#### Requisitos del ejercicio:
Indica si cada una de estas afirmaciones concuerda con el texto sobre la Misa que aparece abajo: (a) la primera transformación se produce para que pueda producirse la segunda; (b) el pan y el vino se colocan sobre el altar antes de ser llevados por el pasillo; (c) se honra al Beato Stanley Rother por su labor como maestro. Responde sí o no a cada una y cita textualmente las palabras del texto que lo deciden.

Pero hay otra transformación, una segunda promesa entrelazada con la primera. De hecho, la primera transformación se produce para que pueda producirse la segunda. La segunda transformación es la que nos mantiene fieles generación tras generación. Esto es, recibimos el Cuerpo de Cristo para que nos convirtamos en el Cuerpo de Cristo. Al recibir todo lo que Jesús nos ofrece, nos convertimos en la presencia real de Jesús en el mundo.
Para muchos, esto no significa nada. Por ejemplo, en nuestro homenaje al Beato Stanley Rother, honramos su testimonio porque su vida fue ofrecida imitando el sacrificio de Jesús. Su martirio es un testimonio de la presencia de Cristo entre el pueblo de Santiago, Atitlán y entre nosotros.
Asimismo, cuando reconocemos a una abuela que aguanta la carga de una familia con problemas, sabemos que ella entiende que sus sacrificios están unidos a la entrega de la vida de Cristo por los demás.
Pero solemos olvidar el establecer una conexión con lo que celebramos en el altar. La transformación que Jesús nos ofrece une toda nuestra vida al sufrimiento y la entrega de Cristo en la cruz. No sólo debemos asemejarnos a Cristo en nuestra caridad y nuestra paciencia, sino también en nuestros sufrimientos y afanes, en nuestro deseo de orar y en la carga de nuestros pesares. Todos ellos se transforman en el don salvífico de Jesús por nosotros.
Durante la liturgia, el pan y el vino son llevados por el pasillo hasta el altar. Son trasladados a través de la congregación y colocados sobre el altar para ser transformados. Esta procesión tiene un gran significado. Es la demostración de que lo que allí se ofrece es el pan de cada día y el vino de nuestra vida.
Cuando decimos ‘amén’ al Cuerpo y la Sangre de Cristo en el momento de la comunión, estamos recibiendo lo que acabamos de ofrecer, pero transformado en la Presencia Real de Cristo.
Cuando el pan y el vino se colocan sobre el altar, cada parte de nuestra vida está siendo ofrecida para ser transformada. Si cargamos con un pesar cuando vamos a Misa, este se transforma ante la presencia de Jesús en nuestras vidas. El gozo y la gratitud que experimentamos toman lugar al momento en el que Jesús reside en nosotros. Recordar el angustioso diagnóstico en una consulta con el médico o evocar las crueles palabras en casa, también se convierten en lugares donde Jesús está presente.

[Datos almacenados]
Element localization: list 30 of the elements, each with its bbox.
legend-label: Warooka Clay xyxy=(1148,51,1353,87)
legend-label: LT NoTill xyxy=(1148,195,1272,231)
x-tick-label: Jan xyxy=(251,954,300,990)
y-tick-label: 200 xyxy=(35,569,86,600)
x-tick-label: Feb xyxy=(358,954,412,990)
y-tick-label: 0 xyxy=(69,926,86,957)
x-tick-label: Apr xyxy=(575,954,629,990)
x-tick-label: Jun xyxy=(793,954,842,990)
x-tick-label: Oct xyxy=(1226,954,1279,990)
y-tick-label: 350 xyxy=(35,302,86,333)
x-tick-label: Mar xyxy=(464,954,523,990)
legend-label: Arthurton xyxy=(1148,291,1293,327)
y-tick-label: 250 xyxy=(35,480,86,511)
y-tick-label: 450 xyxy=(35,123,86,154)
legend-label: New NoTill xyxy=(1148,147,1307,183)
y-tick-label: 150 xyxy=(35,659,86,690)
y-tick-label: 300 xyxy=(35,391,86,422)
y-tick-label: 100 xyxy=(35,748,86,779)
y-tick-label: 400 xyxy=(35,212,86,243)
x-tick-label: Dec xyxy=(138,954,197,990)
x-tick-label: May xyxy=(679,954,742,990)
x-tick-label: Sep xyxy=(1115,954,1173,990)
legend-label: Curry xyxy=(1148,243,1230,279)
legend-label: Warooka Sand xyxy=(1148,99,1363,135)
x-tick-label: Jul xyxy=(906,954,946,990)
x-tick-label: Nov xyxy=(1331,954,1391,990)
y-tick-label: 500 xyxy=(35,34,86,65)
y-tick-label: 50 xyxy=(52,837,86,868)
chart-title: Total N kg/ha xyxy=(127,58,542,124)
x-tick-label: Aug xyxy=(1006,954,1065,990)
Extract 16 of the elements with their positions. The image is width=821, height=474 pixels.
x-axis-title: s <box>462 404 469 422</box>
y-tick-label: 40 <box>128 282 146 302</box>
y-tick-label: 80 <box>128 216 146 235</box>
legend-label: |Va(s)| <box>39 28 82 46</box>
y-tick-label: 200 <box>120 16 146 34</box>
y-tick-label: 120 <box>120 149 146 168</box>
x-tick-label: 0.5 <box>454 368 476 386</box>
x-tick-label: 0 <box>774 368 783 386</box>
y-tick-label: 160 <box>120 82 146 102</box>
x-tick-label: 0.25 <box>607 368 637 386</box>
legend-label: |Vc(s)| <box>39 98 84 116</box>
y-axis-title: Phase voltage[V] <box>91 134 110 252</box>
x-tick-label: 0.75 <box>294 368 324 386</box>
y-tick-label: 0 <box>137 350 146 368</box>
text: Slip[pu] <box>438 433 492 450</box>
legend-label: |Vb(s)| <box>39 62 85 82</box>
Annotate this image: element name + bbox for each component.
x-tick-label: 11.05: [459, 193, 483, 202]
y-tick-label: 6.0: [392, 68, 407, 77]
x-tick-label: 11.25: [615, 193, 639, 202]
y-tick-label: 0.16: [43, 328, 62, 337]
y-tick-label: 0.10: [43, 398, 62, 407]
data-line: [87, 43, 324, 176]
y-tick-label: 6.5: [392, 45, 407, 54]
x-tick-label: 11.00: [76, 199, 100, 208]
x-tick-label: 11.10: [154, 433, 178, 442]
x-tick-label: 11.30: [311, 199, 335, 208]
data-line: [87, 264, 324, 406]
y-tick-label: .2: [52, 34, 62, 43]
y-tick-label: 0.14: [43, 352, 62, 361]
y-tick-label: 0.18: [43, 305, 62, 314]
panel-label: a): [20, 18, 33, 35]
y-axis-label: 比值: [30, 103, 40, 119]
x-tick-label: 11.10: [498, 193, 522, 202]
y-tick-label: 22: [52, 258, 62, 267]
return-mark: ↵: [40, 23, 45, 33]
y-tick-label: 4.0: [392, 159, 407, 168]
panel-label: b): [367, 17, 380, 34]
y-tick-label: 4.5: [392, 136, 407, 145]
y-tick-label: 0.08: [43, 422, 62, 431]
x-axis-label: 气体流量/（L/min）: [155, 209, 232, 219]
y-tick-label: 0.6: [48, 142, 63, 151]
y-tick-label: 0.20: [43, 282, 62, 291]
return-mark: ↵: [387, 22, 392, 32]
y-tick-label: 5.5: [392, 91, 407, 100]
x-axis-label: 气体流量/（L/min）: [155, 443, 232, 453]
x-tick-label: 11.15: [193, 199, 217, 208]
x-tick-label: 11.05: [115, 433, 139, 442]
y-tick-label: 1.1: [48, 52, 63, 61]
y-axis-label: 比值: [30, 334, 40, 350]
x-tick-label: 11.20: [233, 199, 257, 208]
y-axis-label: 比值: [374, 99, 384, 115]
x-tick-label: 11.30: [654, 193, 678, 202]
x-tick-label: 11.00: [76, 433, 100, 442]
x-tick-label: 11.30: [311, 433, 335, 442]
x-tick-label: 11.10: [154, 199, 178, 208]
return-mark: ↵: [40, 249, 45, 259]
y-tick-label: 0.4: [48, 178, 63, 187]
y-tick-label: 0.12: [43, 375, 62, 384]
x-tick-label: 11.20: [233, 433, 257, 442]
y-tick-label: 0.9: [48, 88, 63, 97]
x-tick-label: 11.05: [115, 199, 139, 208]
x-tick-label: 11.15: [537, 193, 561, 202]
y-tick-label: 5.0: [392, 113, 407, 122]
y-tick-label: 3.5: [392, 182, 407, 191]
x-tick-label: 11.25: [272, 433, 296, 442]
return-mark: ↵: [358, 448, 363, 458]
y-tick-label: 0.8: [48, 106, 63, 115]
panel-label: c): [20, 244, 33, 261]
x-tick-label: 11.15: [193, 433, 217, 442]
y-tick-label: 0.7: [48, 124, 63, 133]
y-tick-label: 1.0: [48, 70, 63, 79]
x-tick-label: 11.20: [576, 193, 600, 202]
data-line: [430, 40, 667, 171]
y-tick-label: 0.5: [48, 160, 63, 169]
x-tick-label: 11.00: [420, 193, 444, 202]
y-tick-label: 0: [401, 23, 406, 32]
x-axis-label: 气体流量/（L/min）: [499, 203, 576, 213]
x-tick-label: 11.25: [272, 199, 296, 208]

#### Resultado:
(a) Sí: «la primera transformación se produce para que pueda producirse la segunda».
(b) No: «Son trasladados a través de la congregación y colocados sobre el altar para ser transformados».
(c) No: «honramos su testimonio porque su vida fue ofrecida imitando el sacrificio de Jesús».